[Start Data entries]

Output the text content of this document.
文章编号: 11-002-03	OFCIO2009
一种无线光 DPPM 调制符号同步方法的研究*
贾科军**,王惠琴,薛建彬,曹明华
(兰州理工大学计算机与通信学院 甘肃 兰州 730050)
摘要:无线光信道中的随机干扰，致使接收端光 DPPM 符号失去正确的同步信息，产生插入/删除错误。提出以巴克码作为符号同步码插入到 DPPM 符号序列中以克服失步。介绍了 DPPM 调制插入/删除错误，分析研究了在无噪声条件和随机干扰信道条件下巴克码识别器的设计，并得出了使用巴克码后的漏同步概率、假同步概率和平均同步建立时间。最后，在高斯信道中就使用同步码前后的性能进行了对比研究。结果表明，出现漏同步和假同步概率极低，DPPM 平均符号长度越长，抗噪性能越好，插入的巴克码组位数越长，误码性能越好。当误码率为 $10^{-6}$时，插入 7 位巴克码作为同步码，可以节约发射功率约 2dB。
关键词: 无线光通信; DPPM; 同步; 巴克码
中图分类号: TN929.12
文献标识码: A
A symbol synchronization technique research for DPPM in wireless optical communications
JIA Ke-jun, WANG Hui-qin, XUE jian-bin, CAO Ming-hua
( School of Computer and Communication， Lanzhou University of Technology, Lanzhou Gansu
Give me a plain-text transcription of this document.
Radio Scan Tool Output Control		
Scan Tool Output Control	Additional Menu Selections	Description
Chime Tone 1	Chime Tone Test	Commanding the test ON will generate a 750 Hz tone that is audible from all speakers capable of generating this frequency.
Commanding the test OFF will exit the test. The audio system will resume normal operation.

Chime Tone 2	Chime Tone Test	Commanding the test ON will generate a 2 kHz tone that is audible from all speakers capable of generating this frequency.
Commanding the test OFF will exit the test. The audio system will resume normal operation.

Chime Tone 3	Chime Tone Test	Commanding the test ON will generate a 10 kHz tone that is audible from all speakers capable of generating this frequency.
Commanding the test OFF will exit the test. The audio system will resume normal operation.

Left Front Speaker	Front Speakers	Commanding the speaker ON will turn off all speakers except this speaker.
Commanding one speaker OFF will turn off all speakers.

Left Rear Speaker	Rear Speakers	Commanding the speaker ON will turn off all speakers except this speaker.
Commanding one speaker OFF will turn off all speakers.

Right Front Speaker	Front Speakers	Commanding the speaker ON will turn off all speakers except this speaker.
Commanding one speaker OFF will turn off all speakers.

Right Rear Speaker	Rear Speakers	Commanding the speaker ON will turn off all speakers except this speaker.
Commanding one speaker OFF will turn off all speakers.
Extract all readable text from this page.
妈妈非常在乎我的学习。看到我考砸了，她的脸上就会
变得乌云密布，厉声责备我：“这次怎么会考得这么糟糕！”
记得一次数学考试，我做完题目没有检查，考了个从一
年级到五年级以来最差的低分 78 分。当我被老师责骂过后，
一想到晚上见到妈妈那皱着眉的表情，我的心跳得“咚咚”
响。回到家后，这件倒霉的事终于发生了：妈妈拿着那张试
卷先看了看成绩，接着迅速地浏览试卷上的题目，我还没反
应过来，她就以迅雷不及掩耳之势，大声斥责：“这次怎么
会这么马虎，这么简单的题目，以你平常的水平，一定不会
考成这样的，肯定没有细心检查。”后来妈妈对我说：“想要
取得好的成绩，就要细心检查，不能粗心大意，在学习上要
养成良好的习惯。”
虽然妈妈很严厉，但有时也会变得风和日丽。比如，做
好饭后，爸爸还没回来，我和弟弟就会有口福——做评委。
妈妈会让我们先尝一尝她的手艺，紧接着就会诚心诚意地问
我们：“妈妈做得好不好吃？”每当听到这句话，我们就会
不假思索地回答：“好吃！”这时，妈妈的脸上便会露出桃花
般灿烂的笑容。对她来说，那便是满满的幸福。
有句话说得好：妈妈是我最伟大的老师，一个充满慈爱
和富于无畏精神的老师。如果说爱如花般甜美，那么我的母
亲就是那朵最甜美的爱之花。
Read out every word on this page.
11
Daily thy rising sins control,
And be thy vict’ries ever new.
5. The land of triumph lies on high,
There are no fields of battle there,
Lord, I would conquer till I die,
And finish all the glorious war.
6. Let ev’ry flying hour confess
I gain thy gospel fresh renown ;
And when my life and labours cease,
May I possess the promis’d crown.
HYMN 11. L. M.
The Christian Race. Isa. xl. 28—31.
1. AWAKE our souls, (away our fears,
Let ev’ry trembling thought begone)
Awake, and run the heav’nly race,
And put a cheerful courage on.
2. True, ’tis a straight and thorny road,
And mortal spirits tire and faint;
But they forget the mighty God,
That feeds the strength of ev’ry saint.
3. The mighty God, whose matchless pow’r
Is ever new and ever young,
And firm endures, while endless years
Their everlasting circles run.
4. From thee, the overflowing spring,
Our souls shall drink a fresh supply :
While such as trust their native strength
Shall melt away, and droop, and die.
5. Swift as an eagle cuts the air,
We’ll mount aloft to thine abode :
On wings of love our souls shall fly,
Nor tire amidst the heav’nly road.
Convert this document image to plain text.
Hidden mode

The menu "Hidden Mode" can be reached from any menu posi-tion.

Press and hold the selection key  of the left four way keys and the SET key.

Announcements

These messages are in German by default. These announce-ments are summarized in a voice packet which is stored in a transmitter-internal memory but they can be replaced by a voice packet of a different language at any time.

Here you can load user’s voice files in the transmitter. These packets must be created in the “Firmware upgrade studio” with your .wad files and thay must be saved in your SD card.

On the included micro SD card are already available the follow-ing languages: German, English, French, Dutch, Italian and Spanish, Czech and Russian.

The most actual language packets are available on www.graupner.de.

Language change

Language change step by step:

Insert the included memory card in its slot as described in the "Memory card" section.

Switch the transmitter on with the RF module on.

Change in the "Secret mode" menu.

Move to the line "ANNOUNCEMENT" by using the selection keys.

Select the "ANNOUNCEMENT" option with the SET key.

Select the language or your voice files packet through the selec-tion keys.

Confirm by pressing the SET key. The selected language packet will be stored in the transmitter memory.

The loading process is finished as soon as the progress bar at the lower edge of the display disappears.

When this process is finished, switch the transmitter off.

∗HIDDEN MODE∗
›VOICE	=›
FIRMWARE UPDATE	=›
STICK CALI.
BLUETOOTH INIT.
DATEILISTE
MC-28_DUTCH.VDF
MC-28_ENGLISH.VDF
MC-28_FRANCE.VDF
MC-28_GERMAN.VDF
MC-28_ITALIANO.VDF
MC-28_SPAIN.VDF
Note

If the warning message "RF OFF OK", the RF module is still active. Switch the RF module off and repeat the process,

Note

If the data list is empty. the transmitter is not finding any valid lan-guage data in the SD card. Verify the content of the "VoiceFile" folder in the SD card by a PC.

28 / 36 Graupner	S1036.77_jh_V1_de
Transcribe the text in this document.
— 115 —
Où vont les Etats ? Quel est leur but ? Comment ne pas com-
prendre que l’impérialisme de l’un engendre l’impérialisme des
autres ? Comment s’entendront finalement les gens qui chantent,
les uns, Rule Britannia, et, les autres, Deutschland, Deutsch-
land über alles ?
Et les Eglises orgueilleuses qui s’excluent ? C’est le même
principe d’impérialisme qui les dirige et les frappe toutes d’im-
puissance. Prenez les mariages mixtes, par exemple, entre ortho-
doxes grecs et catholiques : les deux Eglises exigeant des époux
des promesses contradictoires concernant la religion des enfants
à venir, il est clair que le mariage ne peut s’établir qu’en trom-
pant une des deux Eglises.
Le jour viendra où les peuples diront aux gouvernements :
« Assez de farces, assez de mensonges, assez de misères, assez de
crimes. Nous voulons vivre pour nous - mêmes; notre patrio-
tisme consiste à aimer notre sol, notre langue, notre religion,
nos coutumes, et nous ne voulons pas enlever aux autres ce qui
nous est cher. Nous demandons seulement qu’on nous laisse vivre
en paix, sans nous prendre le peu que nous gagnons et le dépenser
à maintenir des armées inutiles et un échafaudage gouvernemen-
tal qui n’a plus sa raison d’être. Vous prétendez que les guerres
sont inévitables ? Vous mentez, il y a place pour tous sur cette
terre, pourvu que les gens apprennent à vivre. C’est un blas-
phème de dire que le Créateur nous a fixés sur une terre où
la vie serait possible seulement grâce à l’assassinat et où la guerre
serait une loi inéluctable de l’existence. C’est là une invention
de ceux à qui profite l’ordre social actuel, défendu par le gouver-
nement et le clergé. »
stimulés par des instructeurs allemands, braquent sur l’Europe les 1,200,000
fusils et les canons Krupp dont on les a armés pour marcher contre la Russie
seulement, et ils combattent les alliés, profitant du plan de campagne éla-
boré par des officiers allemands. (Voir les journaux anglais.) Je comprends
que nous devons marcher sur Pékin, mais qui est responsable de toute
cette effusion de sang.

[End Data entries]

Aim of the task:
Select and copy each line from the data that includes the word "tire".

The answer:
And mortal spirits tire and faint;
Nor tire amidst the heav’nly road.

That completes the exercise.